→ **作業内容**:
1. フェデックスの記事によると、同社の株価は昨年何%上昇しましたか。
2. フェデックスの記事を、最後の文の後から書き継いでください。

フェデックス、構造改革で成長期待
Seeking Alpha
公開日時: 2026/08/26 15:15
米物流大手フェデックス(FDX)の株価が今年に入り約42%上昇し、81%上昇した昨年からの勢いを維持しています。しかし、アナリストらは同社の株価上昇は割安感だけが理由ではないと指摘しています。
Agar Capitalのアナリストは、フェデックスの株価は既に上昇していますが、さらなる成長の可能性を秘めていると分析しています。その根拠として、同社の利益率、キャッシュフロー、資本効率における構造的な変化を挙げています。
フェデックスは、貨物事業の分離(スピンオフ)を進めることで事業を単純化し、低品質なボリュームの追跡から、より付加価値の高いB2B(企業間取引)やサービスが不可欠な輸送へと重点を移しています。

→ **データの抜粋**:
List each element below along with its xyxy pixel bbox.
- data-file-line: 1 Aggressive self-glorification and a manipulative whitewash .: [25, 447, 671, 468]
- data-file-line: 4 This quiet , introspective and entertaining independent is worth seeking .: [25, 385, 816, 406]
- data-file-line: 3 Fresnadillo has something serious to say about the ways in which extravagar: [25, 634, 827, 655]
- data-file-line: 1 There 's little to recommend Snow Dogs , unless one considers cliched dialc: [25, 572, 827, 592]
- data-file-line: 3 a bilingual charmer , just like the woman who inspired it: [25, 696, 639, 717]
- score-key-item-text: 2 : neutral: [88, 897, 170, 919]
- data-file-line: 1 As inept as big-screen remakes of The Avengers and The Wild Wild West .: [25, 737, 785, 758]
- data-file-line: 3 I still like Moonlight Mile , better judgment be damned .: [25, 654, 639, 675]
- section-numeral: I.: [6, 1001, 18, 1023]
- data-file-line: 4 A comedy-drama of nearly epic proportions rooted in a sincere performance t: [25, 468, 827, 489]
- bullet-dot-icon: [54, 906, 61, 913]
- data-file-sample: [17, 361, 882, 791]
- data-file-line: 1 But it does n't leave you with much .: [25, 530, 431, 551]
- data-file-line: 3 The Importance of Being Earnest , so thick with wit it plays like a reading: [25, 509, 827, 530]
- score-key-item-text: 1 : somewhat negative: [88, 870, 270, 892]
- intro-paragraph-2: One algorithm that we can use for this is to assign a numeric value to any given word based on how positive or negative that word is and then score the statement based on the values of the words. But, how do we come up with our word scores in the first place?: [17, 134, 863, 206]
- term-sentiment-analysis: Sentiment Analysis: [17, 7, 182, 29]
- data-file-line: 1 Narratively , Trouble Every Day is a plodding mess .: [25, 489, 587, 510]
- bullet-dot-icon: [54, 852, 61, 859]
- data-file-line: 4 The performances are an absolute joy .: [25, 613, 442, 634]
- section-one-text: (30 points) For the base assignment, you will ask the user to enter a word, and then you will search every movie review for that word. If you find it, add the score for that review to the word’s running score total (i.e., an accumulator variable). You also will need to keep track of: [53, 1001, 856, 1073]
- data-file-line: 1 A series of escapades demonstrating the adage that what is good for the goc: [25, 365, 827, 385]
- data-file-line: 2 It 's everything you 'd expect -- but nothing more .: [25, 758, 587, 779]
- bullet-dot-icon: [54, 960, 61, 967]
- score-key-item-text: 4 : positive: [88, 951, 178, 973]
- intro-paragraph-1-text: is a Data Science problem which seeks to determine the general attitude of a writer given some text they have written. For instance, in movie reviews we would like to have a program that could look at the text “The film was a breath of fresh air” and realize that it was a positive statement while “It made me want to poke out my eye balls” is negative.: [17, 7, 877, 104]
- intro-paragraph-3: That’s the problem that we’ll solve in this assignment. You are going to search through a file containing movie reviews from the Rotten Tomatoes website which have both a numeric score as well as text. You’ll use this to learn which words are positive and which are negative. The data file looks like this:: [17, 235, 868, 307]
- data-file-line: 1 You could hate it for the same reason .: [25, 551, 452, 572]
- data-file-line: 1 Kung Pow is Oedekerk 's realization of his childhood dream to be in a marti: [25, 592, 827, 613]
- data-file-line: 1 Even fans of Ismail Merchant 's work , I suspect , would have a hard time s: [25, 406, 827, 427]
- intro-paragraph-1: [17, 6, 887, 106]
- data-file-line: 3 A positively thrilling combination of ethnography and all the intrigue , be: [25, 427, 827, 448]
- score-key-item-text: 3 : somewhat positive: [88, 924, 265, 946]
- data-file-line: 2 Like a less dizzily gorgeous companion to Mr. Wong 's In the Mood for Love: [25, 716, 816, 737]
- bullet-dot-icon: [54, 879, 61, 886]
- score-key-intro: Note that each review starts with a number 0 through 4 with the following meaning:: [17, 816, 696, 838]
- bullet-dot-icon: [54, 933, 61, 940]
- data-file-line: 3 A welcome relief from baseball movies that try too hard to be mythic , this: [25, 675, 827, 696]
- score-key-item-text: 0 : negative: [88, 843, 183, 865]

→ **演習の解答**:
1. 81%上昇しました。

2.
特に注目されているのが、「ネットワーク2.0」戦略です。これは、2027年までに年間約20億ドルのコスト削減を目指すもので、最適化された拠点を通じて対象となる輸送量の約65%を処理することを目指しています。この効率化が、同社の収益を大きく押し上げる可能性があります。
一方で、国際事業については依然として不透明感が残っています。フェデックスは国際事業で8%の利益率目標を掲げていますが、アナリストは仮に4〜5%程度に達しただけでも、市場の見方を大きく変え、株価の上昇につながる可能性があると見ています。
フェデックスの株価は現在約332ドルで取引されており、既に大きな上昇を見せていますが、同社の構造改革と将来的な収益改善への期待から、今後も注目が集まりそうです。